» **Passage provided**:
"""

Skip to main content

Overview

The first step to using a database system is to insert data into that system. SereneDB can directly connect to many popular data sources — file formats, cloud storage, and database systems — and offers several data ingestion methods that allow you to easily and efficiently fill up the database. On this page, we provide an overview of these methods so you can select which one is best suited for your use case.

When importing data from another system into SereneDB, we recommend the following order:

  1. If the source system has a bulk export feature, export the data to Parquet or CSV, then load it with SereneDB's Parquet or CSV reader.
  2. If that is not possible, stream the rows over the PostgreSQL COPY ... FROM STDIN protocol. Every PostgreSQL driver exposes it — for example libpq's PQputCopyData, psycopg's copy, JDBC's CopyManager or Go's pq.CopyIn — and it is far faster than row-by-row INSERTs.

"""

» **Parts of the exercise**:
[1] In the SereneDB data import overview, what should you do first when the source system has a bulk export feature?
[2] Pick up the SereneDB data import overview after its last sentence and keep writing.

» **Material shown**:
"""

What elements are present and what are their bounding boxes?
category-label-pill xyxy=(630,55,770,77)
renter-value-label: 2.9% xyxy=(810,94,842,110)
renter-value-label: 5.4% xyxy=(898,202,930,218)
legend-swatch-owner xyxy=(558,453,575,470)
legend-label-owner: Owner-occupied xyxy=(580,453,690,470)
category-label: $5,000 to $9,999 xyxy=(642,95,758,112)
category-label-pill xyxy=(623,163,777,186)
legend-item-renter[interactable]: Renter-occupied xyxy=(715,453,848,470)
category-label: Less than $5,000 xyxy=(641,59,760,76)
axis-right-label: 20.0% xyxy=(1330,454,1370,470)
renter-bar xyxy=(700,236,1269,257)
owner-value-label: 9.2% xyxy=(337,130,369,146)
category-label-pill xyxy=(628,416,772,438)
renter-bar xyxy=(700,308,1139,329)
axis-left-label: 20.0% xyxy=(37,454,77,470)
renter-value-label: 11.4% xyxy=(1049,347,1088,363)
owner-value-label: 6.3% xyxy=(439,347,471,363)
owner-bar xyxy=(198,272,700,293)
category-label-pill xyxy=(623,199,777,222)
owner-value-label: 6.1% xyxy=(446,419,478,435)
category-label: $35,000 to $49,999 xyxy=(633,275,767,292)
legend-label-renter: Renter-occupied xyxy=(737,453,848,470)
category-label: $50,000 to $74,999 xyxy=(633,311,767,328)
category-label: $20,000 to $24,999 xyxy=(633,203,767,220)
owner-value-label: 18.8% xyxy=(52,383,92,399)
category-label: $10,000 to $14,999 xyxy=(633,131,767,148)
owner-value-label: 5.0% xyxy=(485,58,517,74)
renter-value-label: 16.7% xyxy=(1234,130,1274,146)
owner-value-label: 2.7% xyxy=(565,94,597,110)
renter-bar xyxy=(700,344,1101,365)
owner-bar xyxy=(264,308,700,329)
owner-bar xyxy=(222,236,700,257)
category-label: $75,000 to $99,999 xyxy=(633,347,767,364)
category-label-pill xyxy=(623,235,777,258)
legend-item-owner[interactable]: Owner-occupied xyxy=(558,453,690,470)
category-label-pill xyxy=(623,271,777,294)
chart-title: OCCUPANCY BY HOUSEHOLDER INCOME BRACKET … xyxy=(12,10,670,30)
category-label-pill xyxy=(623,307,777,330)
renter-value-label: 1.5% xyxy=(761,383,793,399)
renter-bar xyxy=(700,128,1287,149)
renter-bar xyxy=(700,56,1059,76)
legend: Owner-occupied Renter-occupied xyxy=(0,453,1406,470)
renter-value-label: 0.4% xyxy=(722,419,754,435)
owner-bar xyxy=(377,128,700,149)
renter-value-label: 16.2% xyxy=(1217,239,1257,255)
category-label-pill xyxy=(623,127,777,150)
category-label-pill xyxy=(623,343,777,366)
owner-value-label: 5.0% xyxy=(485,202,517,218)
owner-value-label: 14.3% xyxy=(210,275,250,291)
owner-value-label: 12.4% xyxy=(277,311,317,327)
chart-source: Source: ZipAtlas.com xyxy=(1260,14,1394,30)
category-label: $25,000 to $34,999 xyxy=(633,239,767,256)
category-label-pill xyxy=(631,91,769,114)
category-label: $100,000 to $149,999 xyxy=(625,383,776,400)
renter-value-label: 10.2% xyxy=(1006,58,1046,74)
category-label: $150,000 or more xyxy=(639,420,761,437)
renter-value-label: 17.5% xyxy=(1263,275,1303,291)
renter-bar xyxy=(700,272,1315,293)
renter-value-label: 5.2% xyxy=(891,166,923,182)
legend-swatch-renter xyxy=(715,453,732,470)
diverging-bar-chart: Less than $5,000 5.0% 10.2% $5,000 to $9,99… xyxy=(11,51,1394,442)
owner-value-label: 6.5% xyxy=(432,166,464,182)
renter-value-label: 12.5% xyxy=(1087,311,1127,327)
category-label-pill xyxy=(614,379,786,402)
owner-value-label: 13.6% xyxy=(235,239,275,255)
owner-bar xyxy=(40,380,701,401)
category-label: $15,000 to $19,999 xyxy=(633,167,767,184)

"""

» **Outputs for the tasks**:
[1] Export the data to Parquet or CSV, then load it with SereneDB's Parquet or CSV reader.

[2]
Avoid looping row-by-row (tuple-at-a-time): performing row-by-row inserts — even with prepared statements — is detrimental to performance and results in slow load times. Prefer bulk operations instead.

INSERT Statements

INSERT statements are the standard way of loading data into a database system. They are suitable for quick prototyping, but should be avoided for bulk loading as they have significant per-row overhead.

Query
INSERT INTO people VALUES (1, 'Mark');

For a more detailed description, see the page on the INSERT statement.

File Loading: Relative Paths

Use the configuration option file_search_path to configure to which “root directories” relative paths are expanded on. If file_search_path is not set, the working directory is used as the basis for relative paths.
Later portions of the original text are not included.